*Exercise data:*
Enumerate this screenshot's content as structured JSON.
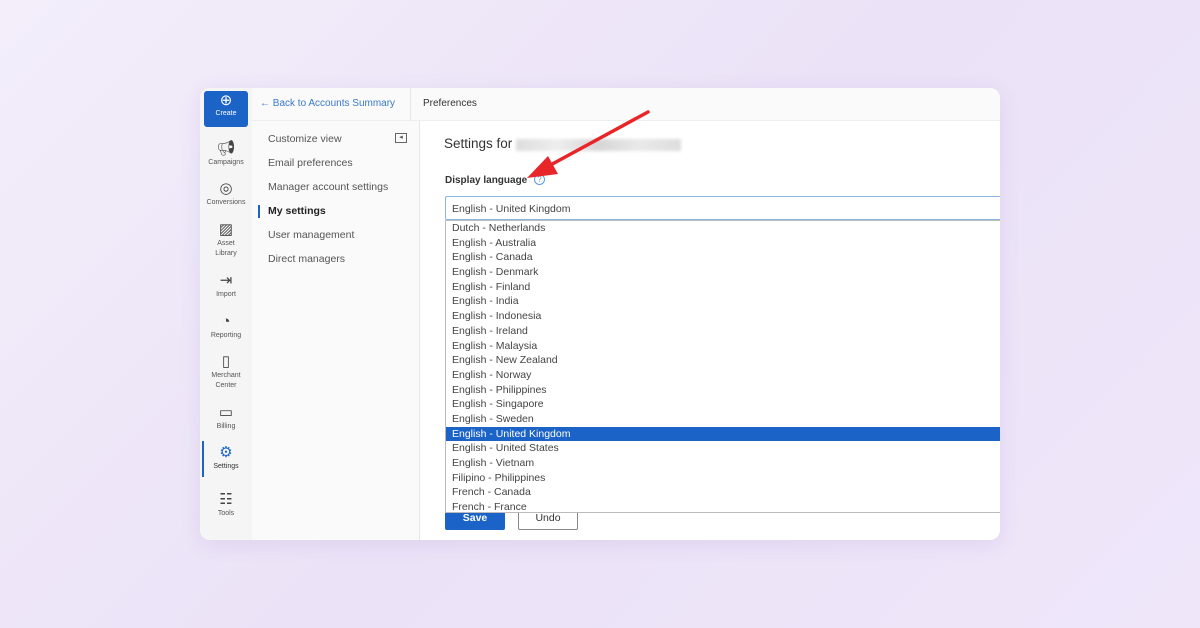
{
  "rail": {
    "create": "Create",
    "items": [
      {
        "label": "Campaigns",
        "icon": "megaphone-icon"
      },
      {
        "label": "Conversions",
        "icon": "target-icon"
      },
      {
        "label": "Asset\nLibrary",
        "icon": "image-edit-icon"
      },
      {
        "label": "Import",
        "icon": "import-arrow-icon"
      },
      {
        "label": "Reporting",
        "icon": "chart-icon"
      },
      {
        "label": "Merchant\nCenter",
        "icon": "shopping-bag-icon"
      },
      {
        "label": "Billing",
        "icon": "wallet-icon"
      },
      {
        "label": "Settings",
        "icon": "gear-icon"
      },
      {
        "label": "Tools",
        "icon": "list-icon"
      }
    ]
  },
  "topbar": {
    "back": "Back to Accounts Summary",
    "crumb": "Preferences"
  },
  "nav": {
    "items": [
      "Customize view",
      "Email preferences",
      "Manager account settings",
      "My settings",
      "User management",
      "Direct managers"
    ],
    "selected": "My settings"
  },
  "main": {
    "title": "Settings for",
    "language_label": "Display language",
    "language_value": "English - United Kingdom",
    "options": [
      "Dutch - Netherlands",
      "English - Australia",
      "English - Canada",
      "English - Denmark",
      "English - Finland",
      "English - India",
      "English - Indonesia",
      "English - Ireland",
      "English - Malaysia",
      "English - New Zealand",
      "English - Norway",
      "English - Philippines",
      "English - Singapore",
      "English - Sweden",
      "English - United Kingdom",
      "English - United States",
      "English - Vietnam",
      "Filipino - Philippines",
      "French - Canada",
      "French - France"
    ],
    "save": "Save",
    "undo": "Undo"
  },
  "colors": {
    "accent": "#1b63c6",
    "annotation_arrow": "#e8262a"
  }
}
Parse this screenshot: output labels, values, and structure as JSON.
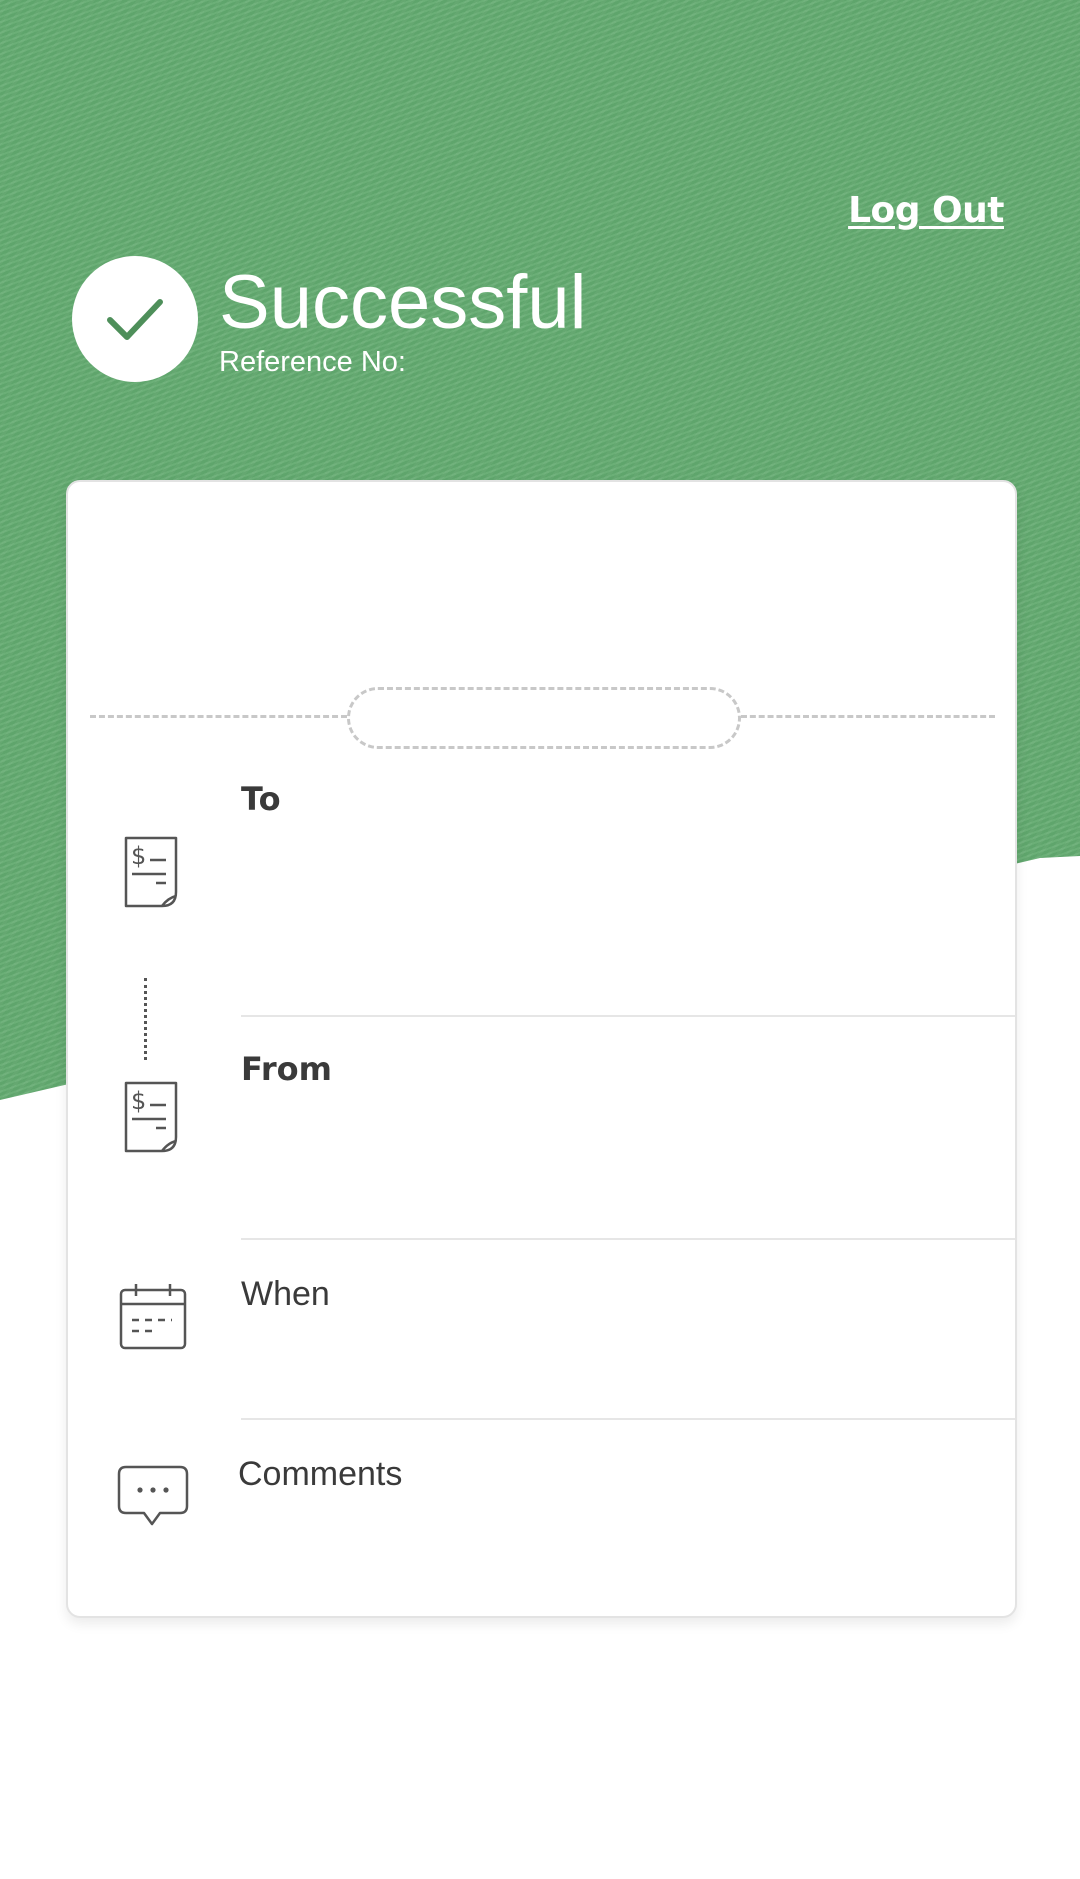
{
  "header": {
    "logout_label": "Log Out",
    "status_title": "Successful",
    "reference_label": "Reference No:"
  },
  "details": {
    "to_label": "To",
    "from_label": "From",
    "when_label": "When",
    "comments_label": "Comments"
  },
  "icons": {
    "status": "checkmark-icon",
    "to": "bill-icon",
    "from": "bill-icon",
    "when": "calendar-icon",
    "comments": "chat-bubble-icon"
  },
  "colors": {
    "accent_green": "#62aa6f",
    "checkmark": "#4e8f5a",
    "icon_stroke": "#555555"
  }
}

*Work instructions:*
Go through the records. Copy each line where "Philippines" appears.

*Solution below:*
      "English - Philippines",
      "Filipino - Philippines",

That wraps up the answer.